§ CHALLENGE
Repeat every record below exactly, leaving out the pictures.

[Stored data]
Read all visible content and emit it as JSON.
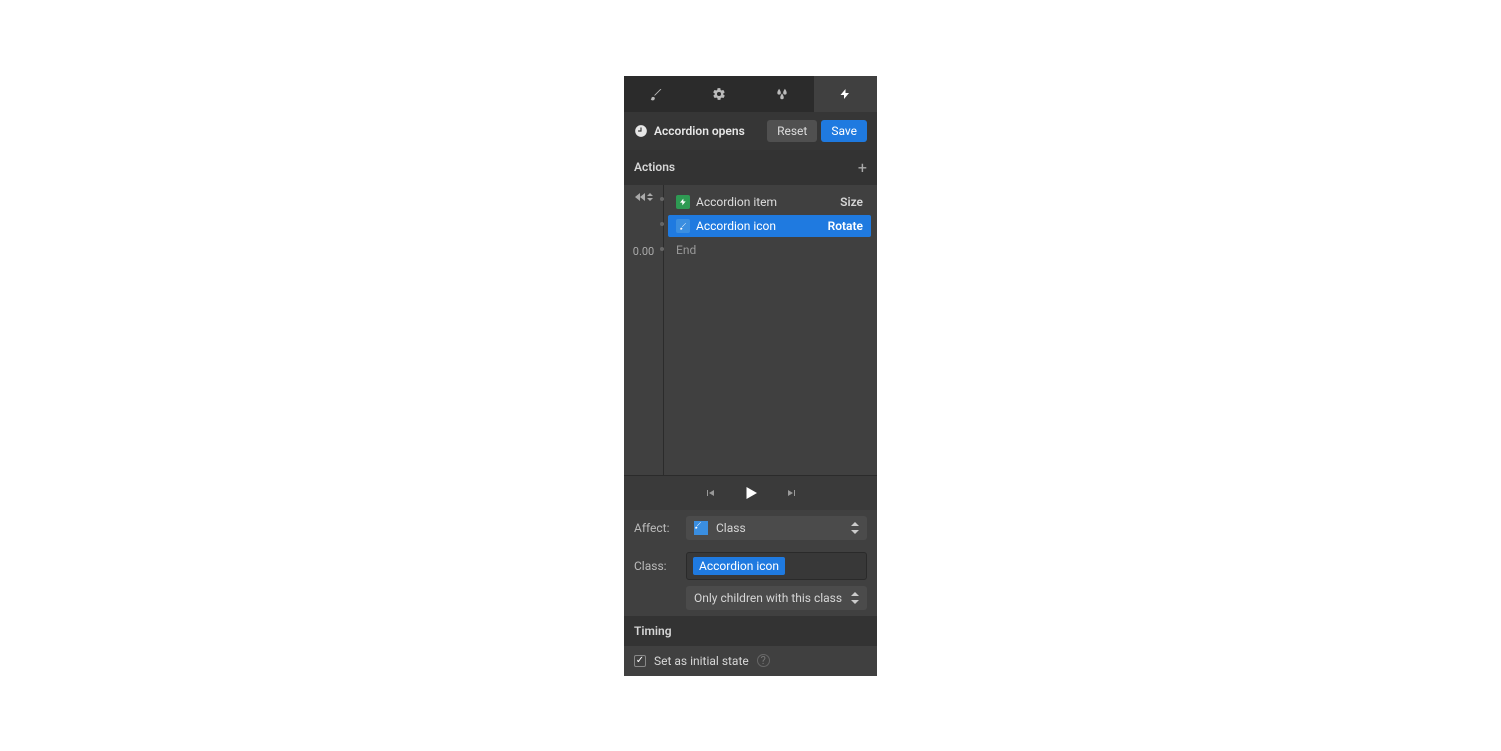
{
  "header": {
    "title": "Accordion opens",
    "reset_label": "Reset",
    "save_label": "Save"
  },
  "actions": {
    "header": "Actions",
    "rows": [
      {
        "name": "Accordion item",
        "prop": "Size"
      },
      {
        "name": "Accordion icon",
        "prop": "Rotate"
      }
    ],
    "end_time": "0.00",
    "end_label": "End"
  },
  "affect": {
    "label": "Affect:",
    "value": "Class"
  },
  "class": {
    "label": "Class:",
    "chip": "Accordion icon",
    "scope": "Only children with this class"
  },
  "timing": {
    "header": "Timing",
    "initial_state_label": "Set as initial state",
    "initial_state_checked": true
  }
}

§ WRITTEN SOLUTION
Read all visible content and emit it as JSON.
{
  "header": {
    "title": "Accordion opens",
    "reset_label": "Reset",
    "save_label": "Save"
  },
  "actions": {
    "header": "Actions",
    "rows": [
      {
        "name": "Accordion item",
        "prop": "Size"
      },
      {
        "name": "Accordion icon",
        "prop": "Rotate"
      }
    ],
    "end_time": "0.00",
    "end_label": "End"
  },
  "affect": {
    "label": "Affect:",
    "value": "Class"
  },
  "class": {
    "label": "Class:",
    "chip": "Accordion icon",
    "scope": "Only children with this class"
  },
  "timing": {
    "header": "Timing",
    "initial_state_label": "Set as initial state",
    "initial_state_checked": true
  }
}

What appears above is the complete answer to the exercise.